──────── LISTED RECORDS

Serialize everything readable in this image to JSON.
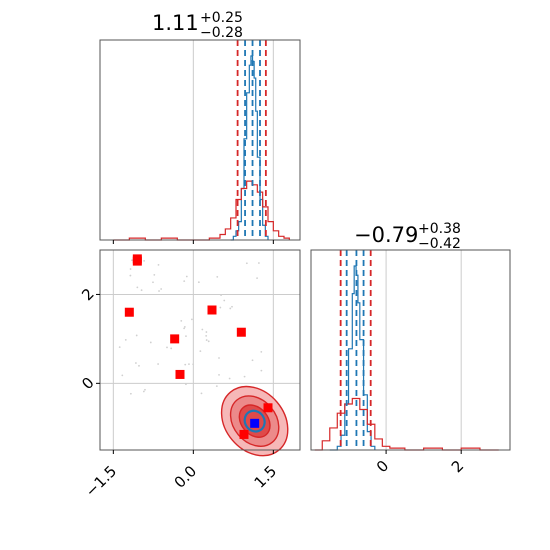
{
  "chart_data": [
    {
      "type": "histogram",
      "panel": "top-left",
      "title_value": "1.11",
      "title_upper": "+0.25",
      "title_lower": "−0.28",
      "xlim": [
        -1.75,
        2.0
      ],
      "grid": true,
      "vlines_red": [
        0.83,
        1.36
      ],
      "vlines_blue": [
        0.97,
        1.11,
        1.25
      ],
      "series": [
        {
          "color": "#1f77b4",
          "x": [
            0.7,
            0.75,
            0.8,
            0.85,
            0.9,
            0.95,
            1.0,
            1.05,
            1.08,
            1.11,
            1.14,
            1.17,
            1.2,
            1.25,
            1.3,
            1.35,
            1.4
          ],
          "y": [
            0.0,
            0.02,
            0.05,
            0.1,
            0.28,
            0.55,
            0.8,
            0.95,
            1.0,
            0.97,
            0.88,
            0.7,
            0.45,
            0.22,
            0.08,
            0.02,
            0.0
          ]
        },
        {
          "color": "#d62728",
          "x": [
            -1.5,
            -1.2,
            -0.9,
            -0.6,
            -0.3,
            0.0,
            0.3,
            0.5,
            0.6,
            0.7,
            0.8,
            0.9,
            1.0,
            1.1,
            1.2,
            1.3,
            1.4,
            1.5,
            1.6,
            1.7,
            1.8
          ],
          "y": [
            0.0,
            0.01,
            0.0,
            0.01,
            0.0,
            0.0,
            0.01,
            0.03,
            0.06,
            0.12,
            0.22,
            0.28,
            0.32,
            0.3,
            0.26,
            0.18,
            0.1,
            0.05,
            0.02,
            0.01,
            0.0
          ]
        }
      ]
    },
    {
      "type": "histogram",
      "panel": "bottom-right",
      "title_value": "−0.79",
      "title_upper": "+0.38",
      "title_lower": "−0.42",
      "xlim": [
        -2.0,
        3.3
      ],
      "xticks": [
        "0",
        "2"
      ],
      "xtick_values": [
        0,
        2
      ],
      "grid": true,
      "vlines_red": [
        -1.21,
        -0.41
      ],
      "vlines_blue": [
        -1.05,
        -0.79,
        -0.6
      ],
      "series": [
        {
          "color": "#1f77b4",
          "x": [
            -1.5,
            -1.3,
            -1.2,
            -1.1,
            -1.0,
            -0.9,
            -0.85,
            -0.8,
            -0.75,
            -0.7,
            -0.6,
            -0.5,
            -0.4,
            -0.3
          ],
          "y": [
            0.0,
            0.02,
            0.08,
            0.25,
            0.55,
            0.85,
            1.0,
            0.95,
            0.8,
            0.6,
            0.3,
            0.1,
            0.02,
            0.0
          ]
        },
        {
          "color": "#d62728",
          "x": [
            -1.9,
            -1.7,
            -1.5,
            -1.3,
            -1.1,
            -0.9,
            -0.7,
            -0.5,
            -0.3,
            -0.1,
            0.1,
            0.5,
            1.0,
            1.5,
            2.0,
            2.5,
            3.0
          ],
          "y": [
            0.0,
            0.05,
            0.12,
            0.2,
            0.25,
            0.28,
            0.22,
            0.14,
            0.06,
            0.02,
            0.01,
            0.0,
            0.01,
            0.0,
            0.01,
            0.0,
            0.0
          ]
        }
      ]
    },
    {
      "type": "scatter",
      "panel": "bottom-left",
      "xlim": [
        -1.75,
        2.0
      ],
      "ylim": [
        -1.5,
        3.0
      ],
      "xticks": [
        "−1.5",
        "0.0",
        "1.5"
      ],
      "xtick_values": [
        -1.5,
        0.0,
        1.5
      ],
      "yticks": [
        "0",
        "2"
      ],
      "ytick_values": [
        0,
        2
      ],
      "grid": true,
      "red_markers": [
        {
          "x": -1.05,
          "y": 2.75
        },
        {
          "x": -1.05,
          "y": 2.8
        },
        {
          "x": -1.2,
          "y": 1.6
        },
        {
          "x": -0.35,
          "y": 1.0
        },
        {
          "x": -0.25,
          "y": 0.2
        },
        {
          "x": 0.35,
          "y": 1.65
        },
        {
          "x": 0.9,
          "y": 1.15
        },
        {
          "x": 1.4,
          "y": -0.55
        },
        {
          "x": 0.95,
          "y": -1.15
        }
      ],
      "blue_markers": [
        {
          "x": 1.15,
          "y": -0.9
        }
      ],
      "contour_center": {
        "x": 1.15,
        "y": -0.85
      },
      "contour_levels": [
        {
          "rx": 0.55,
          "ry": 0.85,
          "fill": "#f6b8b8"
        },
        {
          "rx": 0.4,
          "ry": 0.62,
          "fill": "#ec8a8a"
        },
        {
          "rx": 0.25,
          "ry": 0.4,
          "fill": "#df4a4a"
        }
      ],
      "inner_contour": {
        "rx": 0.18,
        "ry": 0.24,
        "color": "#1f77b4"
      }
    }
  ]
}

────────────────

### [EXERCISE REQUIREMENTS]
Skip the pictures and print each record exactly as it stands.

### [EXPECTED OUTPUT]
Serialize everything readable in this image to JSON.
{
  "chart_data": [
    {
      "type": "histogram",
      "panel": "top-left",
      "title_value": "1.11",
      "title_upper": "+0.25",
      "title_lower": "−0.28",
      "xlim": [
        -1.75,
        2.0
      ],
      "grid": true,
      "vlines_red": [
        0.83,
        1.36
      ],
      "vlines_blue": [
        0.97,
        1.11,
        1.25
      ],
      "series": [
        {
          "color": "#1f77b4",
          "x": [
            0.7,
            0.75,
            0.8,
            0.85,
            0.9,
            0.95,
            1.0,
            1.05,
            1.08,
            1.11,
            1.14,
            1.17,
            1.2,
            1.25,
            1.3,
            1.35,
            1.4
          ],
          "y": [
            0.0,
            0.02,
            0.05,
            0.1,
            0.28,
            0.55,
            0.8,
            0.95,
            1.0,
            0.97,
            0.88,
            0.7,
            0.45,
            0.22,
            0.08,
            0.02,
            0.0
          ]
        },
        {
          "color": "#d62728",
          "x": [
            -1.5,
            -1.2,
            -0.9,
            -0.6,
            -0.3,
            0.0,
            0.3,
            0.5,
            0.6,
            0.7,
            0.8,
            0.9,
            1.0,
            1.1,
            1.2,
            1.3,
            1.4,
            1.5,
            1.6,
            1.7,
            1.8
          ],
          "y": [
            0.0,
            0.01,
            0.0,
            0.01,
            0.0,
            0.0,
            0.01,
            0.03,
            0.06,
            0.12,
            0.22,
            0.28,
            0.32,
            0.3,
            0.26,
            0.18,
            0.1,
            0.05,
            0.02,
            0.01,
            0.0
          ]
        }
      ]
    },
    {
      "type": "histogram",
      "panel": "bottom-right",
      "title_value": "−0.79",
      "title_upper": "+0.38",
      "title_lower": "−0.42",
      "xlim": [
        -2.0,
        3.3
      ],
      "xticks": [
        "0",
        "2"
      ],
      "xtick_values": [
        0,
        2
      ],
      "grid": true,
      "vlines_red": [
        -1.21,
        -0.41
      ],
      "vlines_blue": [
        -1.05,
        -0.79,
        -0.6
      ],
      "series": [
        {
          "color": "#1f77b4",
          "x": [
            -1.5,
            -1.3,
            -1.2,
            -1.1,
            -1.0,
            -0.9,
            -0.85,
            -0.8,
            -0.75,
            -0.7,
            -0.6,
            -0.5,
            -0.4,
            -0.3
          ],
          "y": [
            0.0,
            0.02,
            0.08,
            0.25,
            0.55,
            0.85,
            1.0,
            0.95,
            0.8,
            0.6,
            0.3,
            0.1,
            0.02,
            0.0
          ]
        },
        {
          "color": "#d62728",
          "x": [
            -1.9,
            -1.7,
            -1.5,
            -1.3,
            -1.1,
            -0.9,
            -0.7,
            -0.5,
            -0.3,
            -0.1,
            0.1,
            0.5,
            1.0,
            1.5,
            2.0,
            2.5,
            3.0
          ],
          "y": [
            0.0,
            0.05,
            0.12,
            0.2,
            0.25,
            0.28,
            0.22,
            0.14,
            0.06,
            0.02,
            0.01,
            0.0,
            0.01,
            0.0,
            0.01,
            0.0,
            0.0
          ]
        }
      ]
    },
    {
      "type": "scatter",
      "panel": "bottom-left",
      "xlim": [
        -1.75,
        2.0
      ],
      "ylim": [
        -1.5,
        3.0
      ],
      "xticks": [
        "−1.5",
        "0.0",
        "1.5"
      ],
      "xtick_values": [
        -1.5,
        0.0,
        1.5
      ],
      "yticks": [
        "0",
        "2"
      ],
      "ytick_values": [
        0,
        2
      ],
      "grid": true,
      "red_markers": [
        {
          "x": -1.05,
          "y": 2.75
        },
        {
          "x": -1.05,
          "y": 2.8
        },
        {
          "x": -1.2,
          "y": 1.6
        },
        {
          "x": -0.35,
          "y": 1.0
        },
        {
          "x": -0.25,
          "y": 0.2
        },
        {
          "x": 0.35,
          "y": 1.65
        },
        {
          "x": 0.9,
          "y": 1.15
        },
        {
          "x": 1.4,
          "y": -0.55
        },
        {
          "x": 0.95,
          "y": -1.15
        }
      ],
      "blue_markers": [
        {
          "x": 1.15,
          "y": -0.9
        }
      ],
      "contour_center": {
        "x": 1.15,
        "y": -0.85
      },
      "contour_levels": [
        {
          "rx": 0.55,
          "ry": 0.85,
          "fill": "#f6b8b8"
        },
        {
          "rx": 0.4,
          "ry": 0.62,
          "fill": "#ec8a8a"
        },
        {
          "rx": 0.25,
          "ry": 0.4,
          "fill": "#df4a4a"
        }
      ],
      "inner_contour": {
        "rx": 0.18,
        "ry": 0.24,
        "color": "#1f77b4"
      }
    }
  ]
}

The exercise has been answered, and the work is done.